[Source data]
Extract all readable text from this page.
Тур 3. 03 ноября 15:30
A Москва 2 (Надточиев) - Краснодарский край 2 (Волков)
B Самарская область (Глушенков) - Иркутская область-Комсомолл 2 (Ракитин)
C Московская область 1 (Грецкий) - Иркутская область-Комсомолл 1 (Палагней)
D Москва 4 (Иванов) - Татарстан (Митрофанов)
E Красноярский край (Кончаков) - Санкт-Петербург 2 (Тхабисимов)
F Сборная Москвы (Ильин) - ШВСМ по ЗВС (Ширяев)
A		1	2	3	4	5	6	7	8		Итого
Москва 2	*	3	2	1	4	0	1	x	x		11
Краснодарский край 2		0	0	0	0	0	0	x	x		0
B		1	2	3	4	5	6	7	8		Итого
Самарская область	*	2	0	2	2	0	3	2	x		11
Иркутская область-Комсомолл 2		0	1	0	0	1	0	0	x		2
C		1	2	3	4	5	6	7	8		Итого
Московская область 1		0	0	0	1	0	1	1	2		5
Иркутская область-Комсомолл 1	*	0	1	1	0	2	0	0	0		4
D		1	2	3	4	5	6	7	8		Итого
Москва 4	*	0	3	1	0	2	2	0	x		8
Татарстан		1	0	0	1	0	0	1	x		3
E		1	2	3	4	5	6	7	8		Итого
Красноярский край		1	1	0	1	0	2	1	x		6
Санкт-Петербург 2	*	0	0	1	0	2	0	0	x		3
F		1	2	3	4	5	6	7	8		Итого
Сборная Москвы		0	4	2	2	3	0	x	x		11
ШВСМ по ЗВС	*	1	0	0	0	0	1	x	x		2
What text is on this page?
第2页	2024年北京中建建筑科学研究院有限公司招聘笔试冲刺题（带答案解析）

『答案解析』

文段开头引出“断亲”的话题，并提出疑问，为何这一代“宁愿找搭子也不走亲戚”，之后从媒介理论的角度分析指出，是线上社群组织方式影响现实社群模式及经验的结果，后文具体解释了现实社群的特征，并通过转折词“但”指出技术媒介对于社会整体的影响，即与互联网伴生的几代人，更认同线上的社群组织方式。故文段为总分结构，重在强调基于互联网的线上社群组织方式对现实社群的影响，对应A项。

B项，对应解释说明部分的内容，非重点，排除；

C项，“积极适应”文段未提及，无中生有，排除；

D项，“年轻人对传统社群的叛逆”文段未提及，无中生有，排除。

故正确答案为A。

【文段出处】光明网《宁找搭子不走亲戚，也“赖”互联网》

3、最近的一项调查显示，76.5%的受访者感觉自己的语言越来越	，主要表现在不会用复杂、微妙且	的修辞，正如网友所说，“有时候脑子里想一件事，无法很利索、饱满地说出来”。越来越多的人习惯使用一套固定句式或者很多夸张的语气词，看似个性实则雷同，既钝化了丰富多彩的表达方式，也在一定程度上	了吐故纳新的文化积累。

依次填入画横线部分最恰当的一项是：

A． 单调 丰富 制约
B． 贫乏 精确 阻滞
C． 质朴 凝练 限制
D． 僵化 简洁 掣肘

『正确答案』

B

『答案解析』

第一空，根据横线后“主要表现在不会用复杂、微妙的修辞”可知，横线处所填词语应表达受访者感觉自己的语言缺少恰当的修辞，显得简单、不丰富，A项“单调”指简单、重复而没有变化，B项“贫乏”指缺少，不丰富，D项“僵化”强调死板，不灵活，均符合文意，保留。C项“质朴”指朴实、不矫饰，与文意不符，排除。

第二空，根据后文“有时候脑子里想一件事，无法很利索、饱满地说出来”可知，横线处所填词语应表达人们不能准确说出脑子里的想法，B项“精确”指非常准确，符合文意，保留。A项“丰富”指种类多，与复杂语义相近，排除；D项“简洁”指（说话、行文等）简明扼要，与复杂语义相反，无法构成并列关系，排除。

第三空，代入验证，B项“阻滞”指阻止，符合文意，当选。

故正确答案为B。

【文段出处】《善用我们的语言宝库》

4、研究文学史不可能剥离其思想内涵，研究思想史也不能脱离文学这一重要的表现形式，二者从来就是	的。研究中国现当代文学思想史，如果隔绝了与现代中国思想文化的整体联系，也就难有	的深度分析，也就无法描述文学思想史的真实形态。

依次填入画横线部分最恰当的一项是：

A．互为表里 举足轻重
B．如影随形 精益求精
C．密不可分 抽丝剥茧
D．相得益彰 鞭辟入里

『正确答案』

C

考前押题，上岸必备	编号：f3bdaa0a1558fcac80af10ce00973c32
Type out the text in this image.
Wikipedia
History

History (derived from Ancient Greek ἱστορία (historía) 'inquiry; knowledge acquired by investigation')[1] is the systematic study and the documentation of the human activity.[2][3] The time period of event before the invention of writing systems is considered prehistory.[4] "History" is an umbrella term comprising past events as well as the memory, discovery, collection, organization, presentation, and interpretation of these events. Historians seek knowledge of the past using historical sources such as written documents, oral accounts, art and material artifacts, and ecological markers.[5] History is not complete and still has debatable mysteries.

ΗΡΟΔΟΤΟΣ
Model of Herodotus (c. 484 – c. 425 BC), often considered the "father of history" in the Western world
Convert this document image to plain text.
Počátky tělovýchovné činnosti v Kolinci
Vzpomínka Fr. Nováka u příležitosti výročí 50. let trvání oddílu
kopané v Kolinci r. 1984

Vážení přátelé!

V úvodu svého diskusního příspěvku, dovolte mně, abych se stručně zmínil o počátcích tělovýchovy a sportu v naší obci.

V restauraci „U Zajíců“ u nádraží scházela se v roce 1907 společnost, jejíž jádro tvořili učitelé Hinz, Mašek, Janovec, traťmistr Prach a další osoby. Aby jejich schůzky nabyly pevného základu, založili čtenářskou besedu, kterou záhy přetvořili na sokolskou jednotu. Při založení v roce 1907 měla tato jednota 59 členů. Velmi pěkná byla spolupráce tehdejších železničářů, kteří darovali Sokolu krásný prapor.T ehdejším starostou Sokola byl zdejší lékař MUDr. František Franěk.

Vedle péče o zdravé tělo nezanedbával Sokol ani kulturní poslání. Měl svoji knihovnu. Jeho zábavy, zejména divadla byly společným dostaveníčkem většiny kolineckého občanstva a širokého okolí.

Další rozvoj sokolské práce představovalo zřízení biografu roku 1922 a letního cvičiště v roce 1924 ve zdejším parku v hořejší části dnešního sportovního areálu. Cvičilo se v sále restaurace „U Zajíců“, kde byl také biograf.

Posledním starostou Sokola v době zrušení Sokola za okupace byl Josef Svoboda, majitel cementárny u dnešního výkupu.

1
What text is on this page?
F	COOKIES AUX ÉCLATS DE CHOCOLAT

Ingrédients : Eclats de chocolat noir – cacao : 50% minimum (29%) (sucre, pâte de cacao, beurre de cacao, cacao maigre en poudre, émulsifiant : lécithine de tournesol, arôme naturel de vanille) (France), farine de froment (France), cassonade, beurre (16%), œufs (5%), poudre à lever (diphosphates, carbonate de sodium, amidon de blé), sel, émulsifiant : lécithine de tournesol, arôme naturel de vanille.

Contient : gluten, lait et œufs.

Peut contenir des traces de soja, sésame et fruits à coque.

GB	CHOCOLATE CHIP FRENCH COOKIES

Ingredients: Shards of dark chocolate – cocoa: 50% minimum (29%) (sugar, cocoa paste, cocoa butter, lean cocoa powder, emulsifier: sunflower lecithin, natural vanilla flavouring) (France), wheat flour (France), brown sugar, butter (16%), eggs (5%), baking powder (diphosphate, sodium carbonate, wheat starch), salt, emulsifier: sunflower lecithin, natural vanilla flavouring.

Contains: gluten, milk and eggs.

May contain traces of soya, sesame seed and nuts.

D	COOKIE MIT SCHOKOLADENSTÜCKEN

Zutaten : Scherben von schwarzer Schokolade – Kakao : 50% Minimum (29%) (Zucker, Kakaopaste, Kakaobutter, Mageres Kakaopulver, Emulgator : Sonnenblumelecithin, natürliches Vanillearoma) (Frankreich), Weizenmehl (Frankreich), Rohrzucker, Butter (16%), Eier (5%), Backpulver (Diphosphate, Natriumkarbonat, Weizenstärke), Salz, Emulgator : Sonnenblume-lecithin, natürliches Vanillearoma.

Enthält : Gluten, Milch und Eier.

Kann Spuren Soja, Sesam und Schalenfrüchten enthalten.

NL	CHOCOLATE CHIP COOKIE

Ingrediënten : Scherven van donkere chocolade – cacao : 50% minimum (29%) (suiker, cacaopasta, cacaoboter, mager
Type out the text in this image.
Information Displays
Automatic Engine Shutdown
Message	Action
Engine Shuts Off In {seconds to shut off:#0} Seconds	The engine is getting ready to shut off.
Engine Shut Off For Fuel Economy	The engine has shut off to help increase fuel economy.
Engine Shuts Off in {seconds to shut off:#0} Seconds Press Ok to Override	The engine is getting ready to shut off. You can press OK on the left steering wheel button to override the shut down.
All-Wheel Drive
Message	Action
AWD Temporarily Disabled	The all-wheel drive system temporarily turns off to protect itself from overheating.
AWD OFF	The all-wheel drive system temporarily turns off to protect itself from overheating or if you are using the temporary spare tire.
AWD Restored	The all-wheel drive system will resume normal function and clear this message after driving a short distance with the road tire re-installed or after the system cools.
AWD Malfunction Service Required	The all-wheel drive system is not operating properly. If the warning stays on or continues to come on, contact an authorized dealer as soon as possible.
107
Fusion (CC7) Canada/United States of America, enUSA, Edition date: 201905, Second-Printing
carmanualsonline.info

Exercise aim
Gather all lines from the records above in which "область" appears.

Response to this task
B Самарская область (Глушенков) - Иркутская область-Комсомолл 2 (Ракитин)
C Московская область 1 (Грецкий) - Иркутская область-Комсомолл 1 (Палагней)
Самарская область	*	2	0	2	2	0	3	2	x		11
Иркутская область-Комсомолл 2		0	1	0	0	1	0	0	x		2
Московская область 1		0	0	0	1	0	1	1	2		5
Иркутская область-Комсомолл 1	*	0	1	1	0	2	0	0	0		4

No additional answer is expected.